> EXERCISE TASK:
Filter the listing and keep only the lines with the word "rajasthan".

Dataset records:
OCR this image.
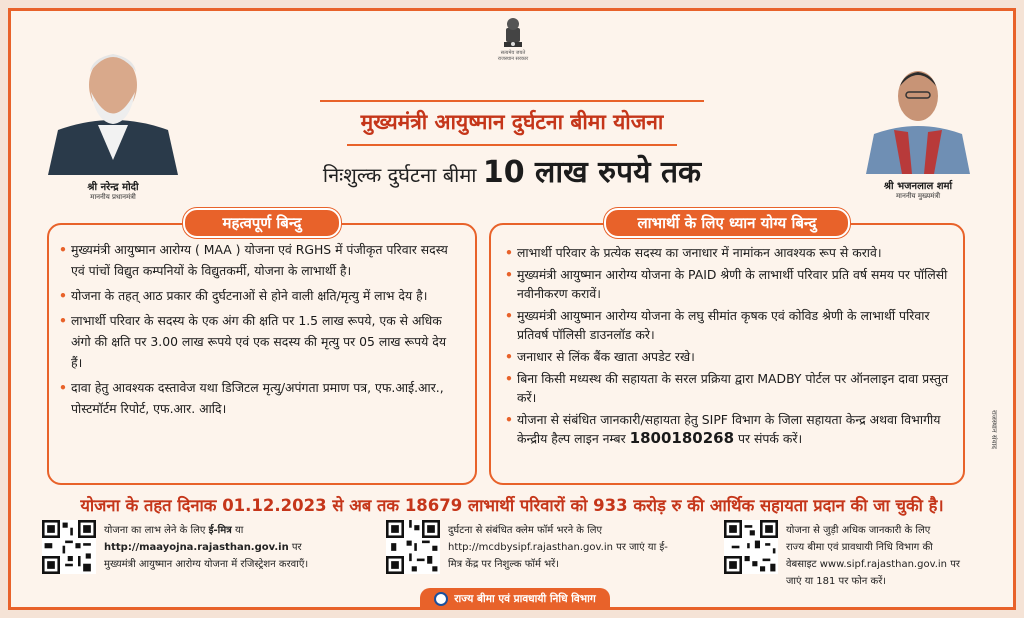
सत्यमेव जयते
राजस्थान सरकार
श्री नरेन्द्र मोदी
माननीय प्रधानमंत्री
श्री भजनलाल शर्मा
माननीय मुख्यमंत्री
मुख्यमंत्री आयुष्मान दुर्घटना बीमा योजना
निःशुल्क दुर्घटना बीमा 10 लाख रुपये तक
• मुख्यमंत्री आयुष्मान आरोग्य ( MAA ) योजना एवं RGHS में पंजीकृत परिवार सदस्य एवं पांचों विद्युत कम्पनियों के विद्युतकर्मी, योजना के लाभार्थी है।
• योजना के तहत् आठ प्रकार की दुर्घटनाओं से होने वाली क्षति/मृत्यु में लाभ देय है।
• लाभार्थी परिवार के सदस्य के एक अंग की क्षति पर 1.5 लाख रूपये, एक से अधिक अंगो की क्षति पर 3.00 लाख रूपये एवं एक सदस्य की मृत्यु पर 05 लाख रूपये देय हैं।
• दावा हेतु आवश्यक दस्तावेज यथा डिजिटल मृत्यु/अपंगता प्रमाण पत्र, एफ.आई.आर., पोस्टमॉर्टम रिपोर्ट, एफ.आर. आदि।
महत्वपूर्ण बिन्दु
• लाभार्थी परिवार के प्रत्येक सदस्य का जनाधार में नामांकन आवश्यक रूप से करावे।
• मुख्यमंत्री आयुष्मान आरोग्य योजना के PAID श्रेणी के लाभार्थी परिवार प्रति वर्ष समय पर पॉलिसी नवीनीकरण करावें।
• मुख्यमंत्री आयुष्मान आरोग्य योजना के लघु सीमांत कृषक एवं कोविड श्रेणी के लाभार्थी परिवार प्रतिवर्ष पॉलिसी डाउनलॉड करे।
• जनाधार से लिंक बैंक खाता अपडेट रखे।
• बिना किसी मध्यस्थ की सहायता के सरल प्रक्रिया द्वारा MADBY पोर्टल पर ऑनलाइन दावा प्रस्तुत करें।
• योजना से संबंधित जानकारी/सहायता हेतु SIPF विभाग के जिला सहायता केन्द्र अथवा विभागीय केन्द्रीय हैल्प लाइन नम्बर 1800180268 पर संपर्क करें।
लाभार्थी के लिए ध्यान योग्य बिन्दु
योजना के तहत दिनाक 01.12.2023 से अब तक 18679 लाभार्थी परिवारों को 933 करोड़ रु की आर्थिक सहायता प्रदान की जा चुकी है।
योजना का लाभ लेने के लिए ई-मित्र या
http://maayojna.rajasthan.gov.in पर
मुख्यमंत्री आयुष्मान आरोग्य योजना में रजिस्ट्रेशन करवाएँ।
दुर्घटना से संबंधित क्लेम फॉर्म भरने के लिए
http://mcdbysipf.rajasthan.gov.in पर जाएं या ई-
मित्र केंद्र पर निशुल्क फॉर्म भरें।
योजना से जुड़ी अधिक जानकारी के लिए
राज्य बीमा एवं प्रावधायी निधि विभाग की
वेबसाइट www.sipf.rajasthan.gov.in पर
जाएं या 181 पर फोन करें।
राज्य बीमा एवं प्रावधायी निधि विभाग
राजस्थान संवाद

> EXERCISE RESULT:
http://maayojna.rajasthan.gov.in पर
http://mcdbysipf.rajasthan.gov.in पर जाएं या ई-
वेबसाइट www.sipf.rajasthan.gov.in पर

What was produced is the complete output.